AIM OF THE TASK — Copy each line below in which the string "Streitkräfte" occurs.

DATA PROVIDED —
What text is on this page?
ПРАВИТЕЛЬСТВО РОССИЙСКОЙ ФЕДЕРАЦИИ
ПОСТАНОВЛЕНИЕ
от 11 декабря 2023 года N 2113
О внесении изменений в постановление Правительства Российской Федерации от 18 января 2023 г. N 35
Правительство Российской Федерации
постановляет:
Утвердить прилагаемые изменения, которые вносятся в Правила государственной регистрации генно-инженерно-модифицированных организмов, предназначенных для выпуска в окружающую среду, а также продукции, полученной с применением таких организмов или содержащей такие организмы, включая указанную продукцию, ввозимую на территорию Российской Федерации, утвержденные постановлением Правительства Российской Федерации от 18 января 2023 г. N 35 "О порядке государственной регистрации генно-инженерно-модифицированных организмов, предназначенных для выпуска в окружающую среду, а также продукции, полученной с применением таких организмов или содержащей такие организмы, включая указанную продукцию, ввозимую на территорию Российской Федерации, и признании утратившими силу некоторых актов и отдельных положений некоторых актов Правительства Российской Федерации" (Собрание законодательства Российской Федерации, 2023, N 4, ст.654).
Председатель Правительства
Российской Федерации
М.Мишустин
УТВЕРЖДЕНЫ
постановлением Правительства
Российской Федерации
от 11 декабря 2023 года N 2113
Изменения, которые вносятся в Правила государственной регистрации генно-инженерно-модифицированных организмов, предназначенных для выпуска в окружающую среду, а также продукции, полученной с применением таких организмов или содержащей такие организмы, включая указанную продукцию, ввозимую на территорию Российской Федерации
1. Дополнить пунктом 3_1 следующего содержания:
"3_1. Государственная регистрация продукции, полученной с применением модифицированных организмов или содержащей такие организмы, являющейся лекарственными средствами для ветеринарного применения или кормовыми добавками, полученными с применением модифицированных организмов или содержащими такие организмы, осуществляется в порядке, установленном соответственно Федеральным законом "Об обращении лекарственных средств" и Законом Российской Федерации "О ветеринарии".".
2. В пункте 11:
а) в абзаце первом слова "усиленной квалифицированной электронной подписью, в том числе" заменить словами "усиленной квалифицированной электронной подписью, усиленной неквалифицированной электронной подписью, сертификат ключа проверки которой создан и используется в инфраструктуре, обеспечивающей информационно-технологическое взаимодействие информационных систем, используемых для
--
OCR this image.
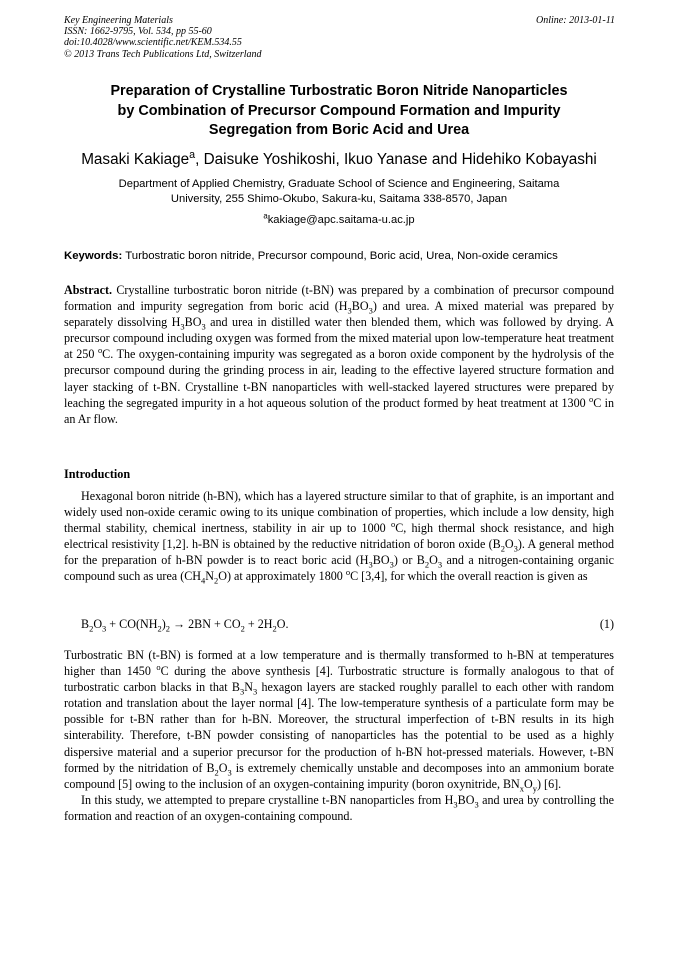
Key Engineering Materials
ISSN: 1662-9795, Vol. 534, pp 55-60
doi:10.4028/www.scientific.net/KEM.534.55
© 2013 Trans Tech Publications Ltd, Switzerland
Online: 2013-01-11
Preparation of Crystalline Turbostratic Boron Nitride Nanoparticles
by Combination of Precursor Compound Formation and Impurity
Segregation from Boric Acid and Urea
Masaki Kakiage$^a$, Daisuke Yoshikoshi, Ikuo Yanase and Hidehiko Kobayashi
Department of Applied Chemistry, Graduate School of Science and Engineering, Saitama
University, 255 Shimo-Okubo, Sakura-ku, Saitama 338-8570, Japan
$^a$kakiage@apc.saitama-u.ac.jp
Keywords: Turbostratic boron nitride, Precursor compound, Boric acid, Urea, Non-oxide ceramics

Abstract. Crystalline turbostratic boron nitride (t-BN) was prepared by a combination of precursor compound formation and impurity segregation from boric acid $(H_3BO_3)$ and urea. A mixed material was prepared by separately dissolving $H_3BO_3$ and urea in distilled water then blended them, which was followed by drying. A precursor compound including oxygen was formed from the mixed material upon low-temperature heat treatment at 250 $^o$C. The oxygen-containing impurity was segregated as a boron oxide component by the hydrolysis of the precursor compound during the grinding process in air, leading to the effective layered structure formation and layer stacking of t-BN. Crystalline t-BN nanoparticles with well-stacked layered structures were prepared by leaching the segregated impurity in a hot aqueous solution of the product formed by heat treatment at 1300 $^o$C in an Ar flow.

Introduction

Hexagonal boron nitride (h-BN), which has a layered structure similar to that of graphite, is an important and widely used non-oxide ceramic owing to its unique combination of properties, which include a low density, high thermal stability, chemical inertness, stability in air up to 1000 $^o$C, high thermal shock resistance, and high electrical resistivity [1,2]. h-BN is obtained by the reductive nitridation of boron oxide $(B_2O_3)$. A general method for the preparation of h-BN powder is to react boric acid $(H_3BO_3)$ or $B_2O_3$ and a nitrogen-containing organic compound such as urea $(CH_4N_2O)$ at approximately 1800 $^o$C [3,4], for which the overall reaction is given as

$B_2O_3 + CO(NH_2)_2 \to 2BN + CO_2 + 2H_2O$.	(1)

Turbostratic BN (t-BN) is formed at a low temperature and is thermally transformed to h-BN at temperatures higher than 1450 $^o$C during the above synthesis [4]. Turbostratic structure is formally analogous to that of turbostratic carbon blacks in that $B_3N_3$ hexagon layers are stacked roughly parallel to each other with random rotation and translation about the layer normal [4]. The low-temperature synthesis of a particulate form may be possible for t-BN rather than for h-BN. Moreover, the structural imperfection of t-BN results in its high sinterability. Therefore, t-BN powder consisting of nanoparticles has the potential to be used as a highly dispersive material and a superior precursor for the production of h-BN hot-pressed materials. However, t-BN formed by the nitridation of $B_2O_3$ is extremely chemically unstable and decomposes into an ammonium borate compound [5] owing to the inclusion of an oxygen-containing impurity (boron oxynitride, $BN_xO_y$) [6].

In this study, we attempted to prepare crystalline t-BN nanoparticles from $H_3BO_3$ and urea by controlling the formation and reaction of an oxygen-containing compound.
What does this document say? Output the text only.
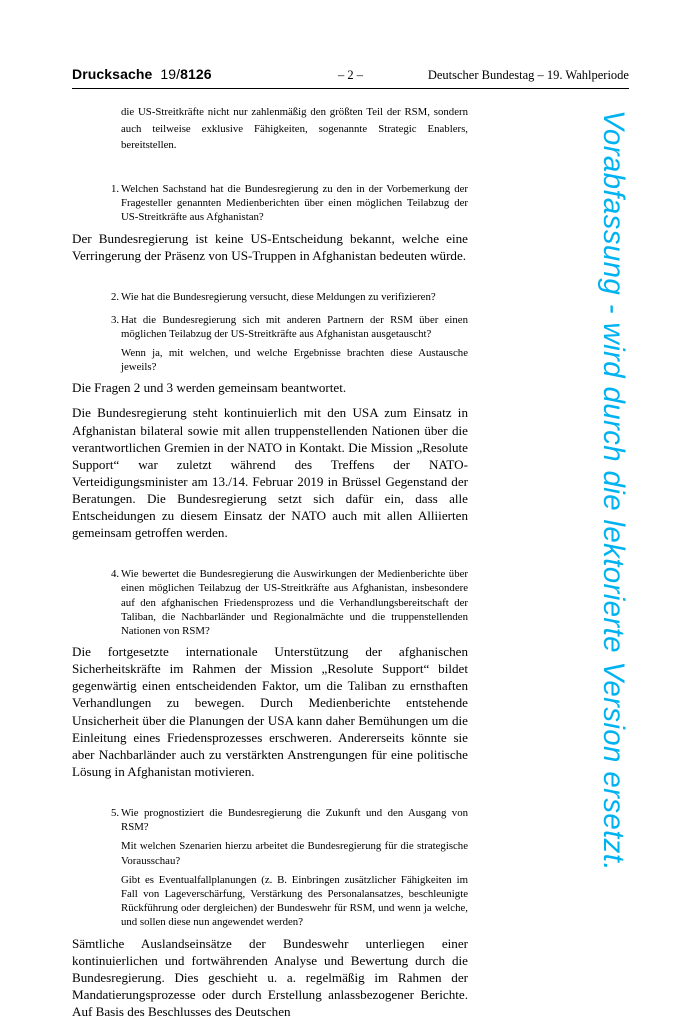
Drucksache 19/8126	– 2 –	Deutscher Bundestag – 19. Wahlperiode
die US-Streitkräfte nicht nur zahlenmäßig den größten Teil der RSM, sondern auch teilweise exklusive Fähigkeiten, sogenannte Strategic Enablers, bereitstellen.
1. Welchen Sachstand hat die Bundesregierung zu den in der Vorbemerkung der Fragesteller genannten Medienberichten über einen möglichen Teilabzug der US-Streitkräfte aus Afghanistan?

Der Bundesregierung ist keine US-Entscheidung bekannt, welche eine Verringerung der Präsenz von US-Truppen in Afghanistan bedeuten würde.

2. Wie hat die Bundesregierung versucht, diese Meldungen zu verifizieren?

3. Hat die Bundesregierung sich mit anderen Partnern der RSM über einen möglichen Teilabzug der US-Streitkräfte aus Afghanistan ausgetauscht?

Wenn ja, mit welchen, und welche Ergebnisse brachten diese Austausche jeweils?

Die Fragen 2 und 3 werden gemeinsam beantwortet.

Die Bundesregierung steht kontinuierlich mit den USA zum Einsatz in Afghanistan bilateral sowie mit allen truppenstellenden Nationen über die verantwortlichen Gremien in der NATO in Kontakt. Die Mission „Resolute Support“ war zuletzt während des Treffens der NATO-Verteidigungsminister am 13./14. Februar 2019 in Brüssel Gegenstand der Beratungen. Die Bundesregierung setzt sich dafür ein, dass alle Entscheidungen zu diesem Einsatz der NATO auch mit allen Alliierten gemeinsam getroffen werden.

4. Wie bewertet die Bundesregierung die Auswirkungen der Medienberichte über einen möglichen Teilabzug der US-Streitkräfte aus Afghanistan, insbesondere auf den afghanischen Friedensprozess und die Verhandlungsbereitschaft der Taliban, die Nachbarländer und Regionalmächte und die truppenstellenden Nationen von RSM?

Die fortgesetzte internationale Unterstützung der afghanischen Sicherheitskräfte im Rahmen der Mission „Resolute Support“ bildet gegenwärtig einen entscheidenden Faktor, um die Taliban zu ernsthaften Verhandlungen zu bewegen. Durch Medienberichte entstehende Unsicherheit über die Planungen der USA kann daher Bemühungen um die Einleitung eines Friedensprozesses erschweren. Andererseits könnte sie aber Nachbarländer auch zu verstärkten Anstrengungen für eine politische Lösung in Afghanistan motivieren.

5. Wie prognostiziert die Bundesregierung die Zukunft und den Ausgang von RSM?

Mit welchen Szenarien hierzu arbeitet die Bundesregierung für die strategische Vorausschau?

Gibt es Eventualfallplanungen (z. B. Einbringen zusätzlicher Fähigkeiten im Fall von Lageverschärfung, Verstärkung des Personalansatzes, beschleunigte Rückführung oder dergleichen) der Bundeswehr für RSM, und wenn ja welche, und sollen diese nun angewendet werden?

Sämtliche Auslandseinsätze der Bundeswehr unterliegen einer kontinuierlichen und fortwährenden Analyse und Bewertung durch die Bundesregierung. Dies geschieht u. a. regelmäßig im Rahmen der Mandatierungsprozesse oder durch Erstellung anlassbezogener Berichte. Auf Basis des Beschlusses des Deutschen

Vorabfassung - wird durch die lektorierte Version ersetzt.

EXERCISE RESULT —
die US-Streitkräfte nicht nur zahlenmäßig den größten Teil der RSM, sondern auch teilweise exklusive Fähigkeiten, sogenannte Strategic Enablers, bereitstellen.
1. Welchen Sachstand hat die Bundesregierung zu den in der Vorbemerkung der Fragesteller genannten Medienberichten über einen möglichen Teilabzug der US-Streitkräfte aus Afghanistan?
3. Hat die Bundesregierung sich mit anderen Partnern der RSM über einen möglichen Teilabzug der US-Streitkräfte aus Afghanistan ausgetauscht?
4. Wie bewertet die Bundesregierung die Auswirkungen der Medienberichte über einen möglichen Teilabzug der US-Streitkräfte aus Afghanistan, insbesondere auf den afghanischen Friedensprozess und die Verhandlungsbereitschaft der Taliban, die Nachbarländer und Regionalmächte und die truppenstellenden Nationen von RSM?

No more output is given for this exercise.